» **YOUR TASK**
Extract every line that contains the string "Impôts".

» **STORED DATA**

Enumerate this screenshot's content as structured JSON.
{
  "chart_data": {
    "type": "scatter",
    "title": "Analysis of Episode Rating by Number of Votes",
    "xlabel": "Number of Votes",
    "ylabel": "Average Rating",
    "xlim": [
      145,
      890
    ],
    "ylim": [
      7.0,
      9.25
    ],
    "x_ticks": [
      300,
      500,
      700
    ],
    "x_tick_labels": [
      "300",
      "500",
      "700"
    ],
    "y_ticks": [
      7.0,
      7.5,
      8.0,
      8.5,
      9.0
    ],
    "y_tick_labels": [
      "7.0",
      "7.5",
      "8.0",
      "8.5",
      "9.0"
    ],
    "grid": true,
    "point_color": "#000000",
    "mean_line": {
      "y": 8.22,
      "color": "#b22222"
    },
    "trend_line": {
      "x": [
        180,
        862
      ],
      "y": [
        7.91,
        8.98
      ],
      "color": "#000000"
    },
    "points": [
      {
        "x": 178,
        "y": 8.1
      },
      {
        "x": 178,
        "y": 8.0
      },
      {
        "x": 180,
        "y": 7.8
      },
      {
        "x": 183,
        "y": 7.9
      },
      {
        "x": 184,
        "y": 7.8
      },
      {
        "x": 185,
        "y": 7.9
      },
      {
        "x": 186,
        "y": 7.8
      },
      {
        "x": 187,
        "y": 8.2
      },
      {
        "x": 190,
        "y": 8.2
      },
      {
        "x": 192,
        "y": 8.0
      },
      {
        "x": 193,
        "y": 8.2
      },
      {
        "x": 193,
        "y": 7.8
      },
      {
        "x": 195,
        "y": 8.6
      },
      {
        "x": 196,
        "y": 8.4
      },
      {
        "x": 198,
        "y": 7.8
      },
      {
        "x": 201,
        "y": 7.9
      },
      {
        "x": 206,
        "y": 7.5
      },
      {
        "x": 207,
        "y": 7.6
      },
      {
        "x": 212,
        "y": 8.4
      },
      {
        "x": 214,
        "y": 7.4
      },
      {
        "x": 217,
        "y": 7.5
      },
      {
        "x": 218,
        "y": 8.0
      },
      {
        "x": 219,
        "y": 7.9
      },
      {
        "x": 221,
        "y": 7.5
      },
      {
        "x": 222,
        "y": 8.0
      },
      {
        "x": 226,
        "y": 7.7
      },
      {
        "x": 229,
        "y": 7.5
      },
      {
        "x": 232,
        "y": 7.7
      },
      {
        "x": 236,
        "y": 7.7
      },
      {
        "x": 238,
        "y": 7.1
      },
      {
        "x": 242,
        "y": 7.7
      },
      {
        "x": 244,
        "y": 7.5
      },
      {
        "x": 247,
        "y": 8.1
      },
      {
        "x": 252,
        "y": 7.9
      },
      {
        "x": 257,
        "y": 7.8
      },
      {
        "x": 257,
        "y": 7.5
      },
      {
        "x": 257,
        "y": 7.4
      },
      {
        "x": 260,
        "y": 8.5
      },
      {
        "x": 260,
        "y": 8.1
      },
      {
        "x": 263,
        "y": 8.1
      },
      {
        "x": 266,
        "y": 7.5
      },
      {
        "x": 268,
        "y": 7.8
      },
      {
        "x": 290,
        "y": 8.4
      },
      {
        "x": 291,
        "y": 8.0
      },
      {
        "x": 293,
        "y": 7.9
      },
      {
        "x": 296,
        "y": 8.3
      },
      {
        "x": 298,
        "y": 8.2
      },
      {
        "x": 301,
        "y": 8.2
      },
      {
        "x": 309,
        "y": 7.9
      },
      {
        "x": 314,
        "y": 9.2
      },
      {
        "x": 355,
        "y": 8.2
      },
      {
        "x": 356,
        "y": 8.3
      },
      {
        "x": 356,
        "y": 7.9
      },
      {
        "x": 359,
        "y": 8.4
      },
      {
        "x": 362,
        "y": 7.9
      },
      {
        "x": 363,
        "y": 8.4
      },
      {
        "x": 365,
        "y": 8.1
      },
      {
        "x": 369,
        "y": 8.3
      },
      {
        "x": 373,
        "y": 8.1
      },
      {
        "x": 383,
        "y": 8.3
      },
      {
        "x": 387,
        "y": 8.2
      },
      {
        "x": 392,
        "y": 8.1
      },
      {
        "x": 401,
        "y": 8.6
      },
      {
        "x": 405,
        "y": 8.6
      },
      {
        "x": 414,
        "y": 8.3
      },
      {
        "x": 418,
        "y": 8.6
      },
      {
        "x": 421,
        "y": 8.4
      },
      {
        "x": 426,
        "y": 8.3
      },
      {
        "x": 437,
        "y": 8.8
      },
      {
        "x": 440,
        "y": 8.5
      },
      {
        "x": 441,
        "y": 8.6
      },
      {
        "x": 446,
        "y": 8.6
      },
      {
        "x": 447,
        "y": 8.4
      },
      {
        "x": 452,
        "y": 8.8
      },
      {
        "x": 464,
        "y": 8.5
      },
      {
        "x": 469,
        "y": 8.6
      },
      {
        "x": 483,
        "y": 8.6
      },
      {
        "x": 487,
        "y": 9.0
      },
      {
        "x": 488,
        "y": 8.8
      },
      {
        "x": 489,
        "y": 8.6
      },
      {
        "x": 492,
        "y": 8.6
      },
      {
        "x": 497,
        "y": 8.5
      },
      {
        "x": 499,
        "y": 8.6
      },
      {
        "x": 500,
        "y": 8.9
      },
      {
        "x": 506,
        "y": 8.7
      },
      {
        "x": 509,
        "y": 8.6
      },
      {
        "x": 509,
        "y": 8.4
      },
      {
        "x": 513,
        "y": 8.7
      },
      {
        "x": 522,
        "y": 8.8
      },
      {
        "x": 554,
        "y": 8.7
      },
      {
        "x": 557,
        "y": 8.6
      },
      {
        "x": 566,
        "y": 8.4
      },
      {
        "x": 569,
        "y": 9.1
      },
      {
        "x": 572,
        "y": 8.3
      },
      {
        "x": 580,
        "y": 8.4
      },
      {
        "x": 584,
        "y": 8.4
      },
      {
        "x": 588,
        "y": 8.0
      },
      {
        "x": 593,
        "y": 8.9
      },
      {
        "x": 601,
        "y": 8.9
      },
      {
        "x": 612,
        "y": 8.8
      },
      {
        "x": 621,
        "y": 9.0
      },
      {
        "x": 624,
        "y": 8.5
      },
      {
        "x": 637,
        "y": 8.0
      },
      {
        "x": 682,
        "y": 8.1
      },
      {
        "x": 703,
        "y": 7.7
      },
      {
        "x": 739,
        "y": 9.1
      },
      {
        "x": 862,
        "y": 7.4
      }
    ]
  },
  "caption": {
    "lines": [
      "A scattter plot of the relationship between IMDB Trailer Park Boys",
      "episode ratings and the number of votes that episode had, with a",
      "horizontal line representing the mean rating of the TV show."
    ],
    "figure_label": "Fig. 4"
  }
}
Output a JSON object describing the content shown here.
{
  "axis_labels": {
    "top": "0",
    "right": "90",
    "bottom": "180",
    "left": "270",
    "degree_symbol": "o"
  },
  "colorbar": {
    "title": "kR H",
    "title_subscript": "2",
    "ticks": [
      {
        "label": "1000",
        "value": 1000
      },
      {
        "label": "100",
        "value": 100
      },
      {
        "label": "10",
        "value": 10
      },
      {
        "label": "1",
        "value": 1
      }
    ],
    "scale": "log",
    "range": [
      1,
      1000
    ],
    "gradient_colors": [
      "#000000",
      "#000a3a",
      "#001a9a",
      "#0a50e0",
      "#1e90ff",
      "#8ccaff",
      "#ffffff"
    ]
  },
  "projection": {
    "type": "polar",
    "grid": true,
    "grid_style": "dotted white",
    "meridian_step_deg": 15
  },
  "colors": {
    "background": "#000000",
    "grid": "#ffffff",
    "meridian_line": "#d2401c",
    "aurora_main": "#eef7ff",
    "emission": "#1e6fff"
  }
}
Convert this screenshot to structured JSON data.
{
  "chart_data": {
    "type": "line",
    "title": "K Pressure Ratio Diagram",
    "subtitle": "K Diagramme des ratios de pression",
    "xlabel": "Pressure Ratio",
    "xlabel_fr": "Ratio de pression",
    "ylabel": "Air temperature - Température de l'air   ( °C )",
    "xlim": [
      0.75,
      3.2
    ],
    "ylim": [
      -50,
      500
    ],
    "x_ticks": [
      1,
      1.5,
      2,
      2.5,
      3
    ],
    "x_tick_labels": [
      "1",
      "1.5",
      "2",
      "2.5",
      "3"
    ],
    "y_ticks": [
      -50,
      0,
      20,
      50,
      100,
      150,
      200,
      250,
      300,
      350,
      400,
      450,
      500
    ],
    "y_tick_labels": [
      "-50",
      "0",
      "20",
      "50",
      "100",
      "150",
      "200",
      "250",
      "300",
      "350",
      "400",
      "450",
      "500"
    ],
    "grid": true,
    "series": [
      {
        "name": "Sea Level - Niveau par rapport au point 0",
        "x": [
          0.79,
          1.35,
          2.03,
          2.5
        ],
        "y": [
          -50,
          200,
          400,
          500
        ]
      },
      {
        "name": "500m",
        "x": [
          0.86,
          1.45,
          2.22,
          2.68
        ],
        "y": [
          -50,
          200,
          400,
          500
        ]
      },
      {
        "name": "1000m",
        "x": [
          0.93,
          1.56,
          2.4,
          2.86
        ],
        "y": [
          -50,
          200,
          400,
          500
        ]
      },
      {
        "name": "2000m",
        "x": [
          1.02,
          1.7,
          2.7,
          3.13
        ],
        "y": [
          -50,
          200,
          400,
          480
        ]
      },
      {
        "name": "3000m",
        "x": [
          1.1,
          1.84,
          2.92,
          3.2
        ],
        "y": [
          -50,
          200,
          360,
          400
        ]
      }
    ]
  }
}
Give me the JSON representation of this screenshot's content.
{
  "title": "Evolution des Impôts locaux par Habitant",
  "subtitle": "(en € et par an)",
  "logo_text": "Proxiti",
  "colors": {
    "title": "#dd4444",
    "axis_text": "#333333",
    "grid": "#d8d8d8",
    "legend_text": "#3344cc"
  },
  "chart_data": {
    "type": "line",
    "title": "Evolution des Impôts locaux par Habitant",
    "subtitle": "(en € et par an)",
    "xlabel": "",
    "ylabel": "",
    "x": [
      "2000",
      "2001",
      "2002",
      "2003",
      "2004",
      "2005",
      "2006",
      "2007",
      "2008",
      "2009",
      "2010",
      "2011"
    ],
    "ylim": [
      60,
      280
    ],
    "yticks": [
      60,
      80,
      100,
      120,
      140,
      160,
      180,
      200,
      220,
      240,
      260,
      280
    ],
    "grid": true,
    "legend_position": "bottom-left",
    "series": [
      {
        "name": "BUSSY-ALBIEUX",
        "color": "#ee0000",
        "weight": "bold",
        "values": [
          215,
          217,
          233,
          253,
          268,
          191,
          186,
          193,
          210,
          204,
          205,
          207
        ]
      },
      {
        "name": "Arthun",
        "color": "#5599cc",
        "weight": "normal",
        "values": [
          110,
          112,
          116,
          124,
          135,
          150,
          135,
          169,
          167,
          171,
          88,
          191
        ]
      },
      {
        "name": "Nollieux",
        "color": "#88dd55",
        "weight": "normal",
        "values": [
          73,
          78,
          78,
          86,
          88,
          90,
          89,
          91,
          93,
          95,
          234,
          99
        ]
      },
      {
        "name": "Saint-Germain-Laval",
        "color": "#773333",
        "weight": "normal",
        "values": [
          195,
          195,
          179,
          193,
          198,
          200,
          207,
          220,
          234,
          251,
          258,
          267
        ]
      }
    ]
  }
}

» **RESPONSE**
  "title": "Evolution des Impôts locaux par Habitant",
    "title": "Evolution des Impôts locaux par Habitant",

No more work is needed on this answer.